Selected text:
## START

Thursday, July 9, 2009

Reflection and Progress

In response to what Mr. Gosney said, I do believe students should be fully aware of what they would be getting theirselves into when applying through this Ivy League Connection program. Then the ones who do apply for the program will be the students who are willing to go through the struggle and learn, even though they may be going into fields which they may not know much about. And like Julie has said before, it's not like they're expecting us to know what they are teaching already. I don't know about other classes, but in our Chemistry class it doesn't seem like a student necessarily has to be brilliant to succeed in class. Professor Luis Avila seems like he cares more about the students making progress and learning, no matter if they still don't understand certain concepts by the end. He wants us to ask questions all the time, because asking questions helps a person to learn. The mentors are also very helpful. They know that a lot of the concepts they present can or do go over our heads, and they are willing to sit down with us and help sort out our confusion to their best abilities.

## END

Tasks:
a - List every person mentioned by name in the reflection on the Ivy League Connection program.
b - Pick up the reflection on the Ivy League Connection program after its final sentence and carry it on.

Records provided:
## START

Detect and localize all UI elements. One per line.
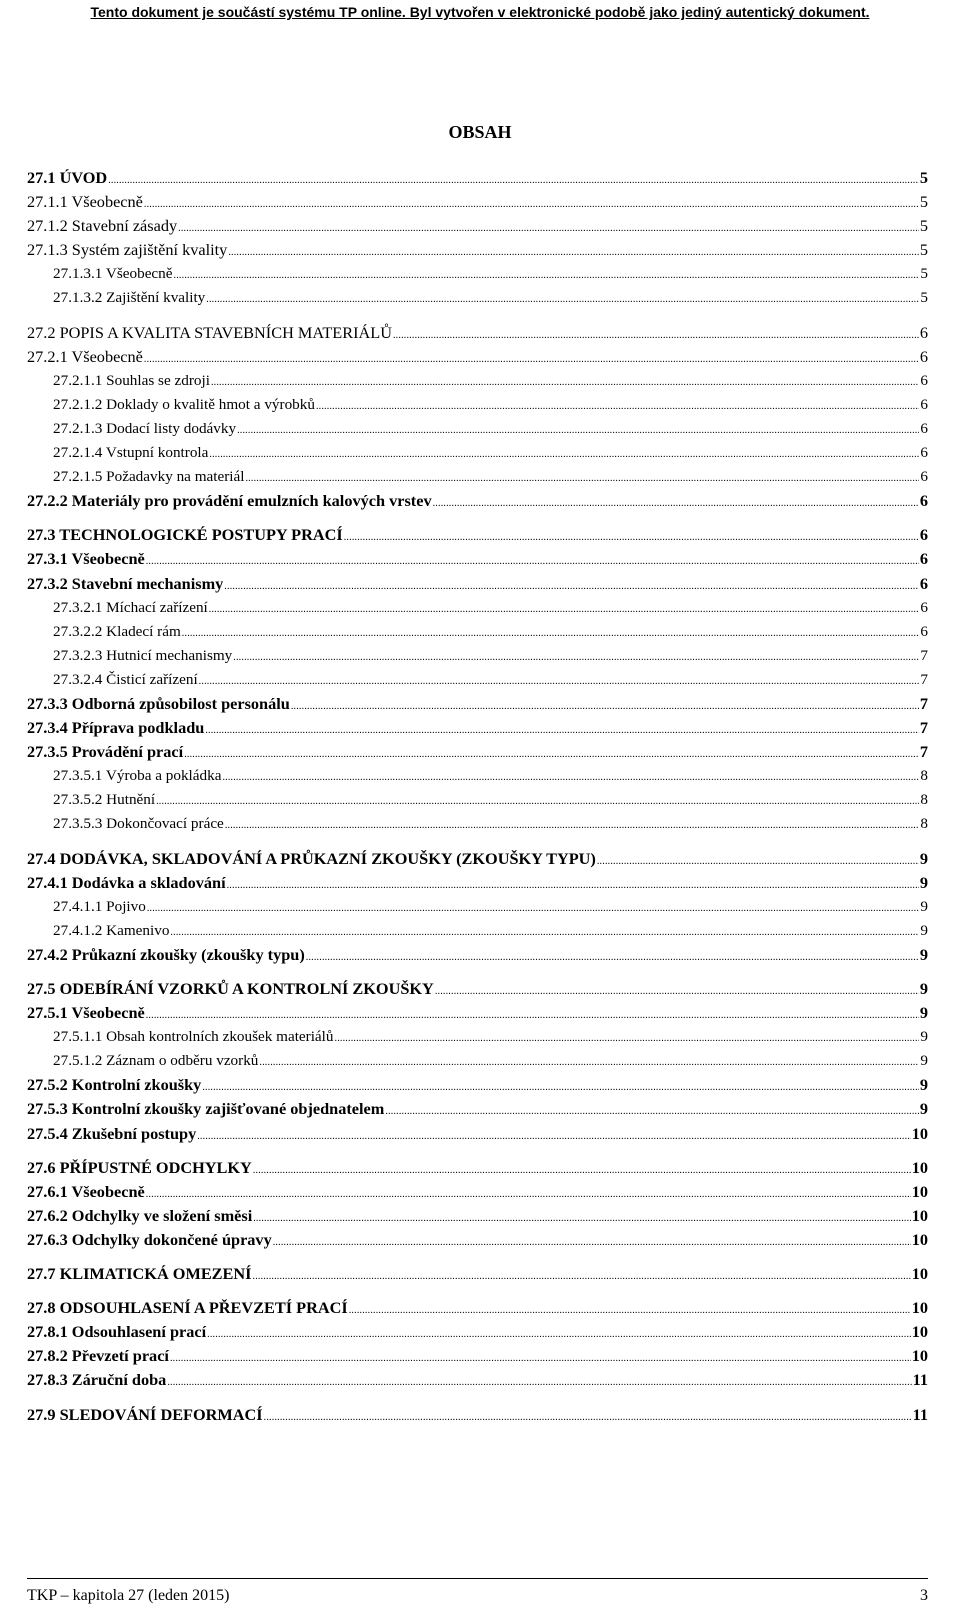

## END
## START

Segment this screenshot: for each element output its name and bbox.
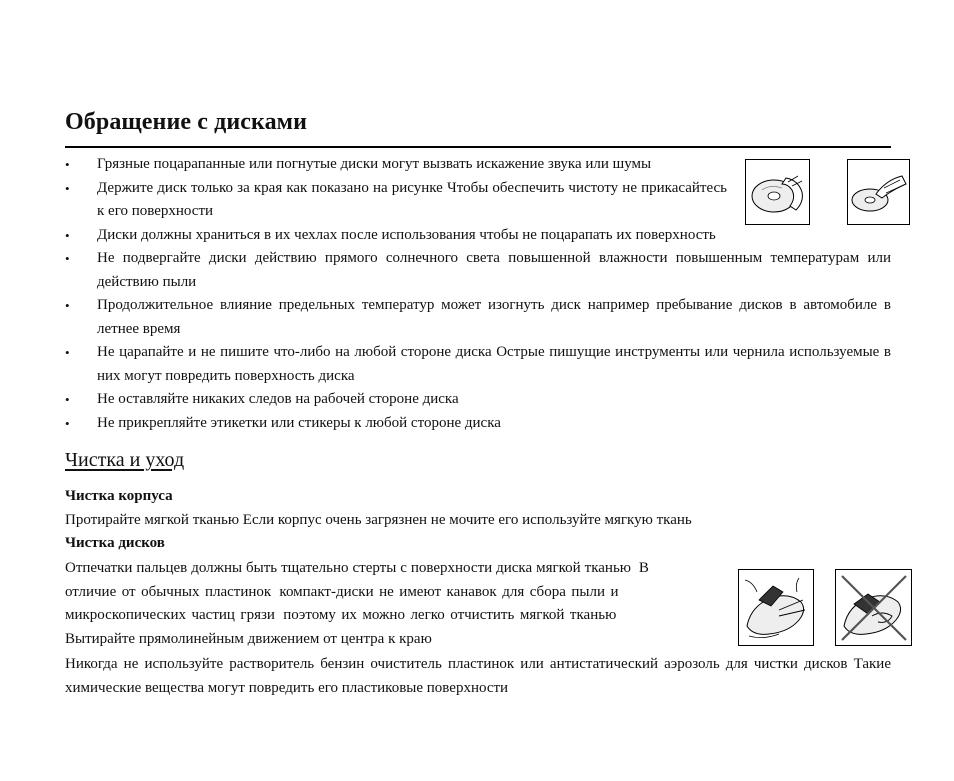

## END
## START

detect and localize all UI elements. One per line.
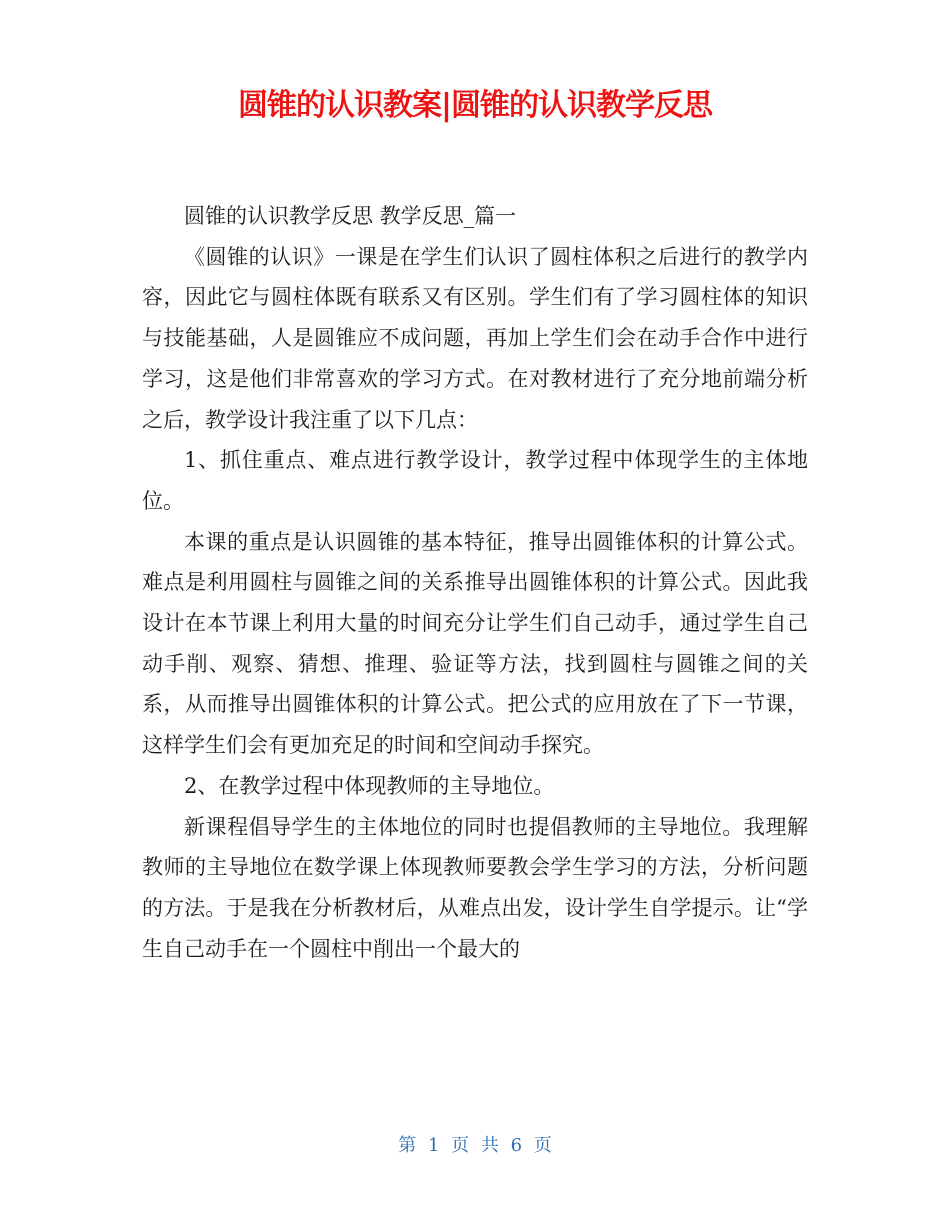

## END

Task results:
a - Mr. Gosney, Julie, Professor Luis Avila

b -
Today, I felt like I made so much progress in class. I never really feel lost when we do our labs (thanks to AP Bio), but during the second part of class, in which we have a post-lab discussion, a seminar, and a post-seminar discussion, I am usually really quiet. It is difficult for me to ask questions when I am not familiar with certain concepts and such. However, today I was able to grasp the concepts enough to be able to ask questions. I became very involved in the discussion, and was actually able to answer some questions by myself. Furthermore, after Mike (my group's mentor) did a quick summary of the seminar afterwards to help us understand better, I was able to ask some questions and share my views. I learned so much today, more than I have on any other day yet. I also participated in discussions more today than on any other day, and I am truly proud of myself for that.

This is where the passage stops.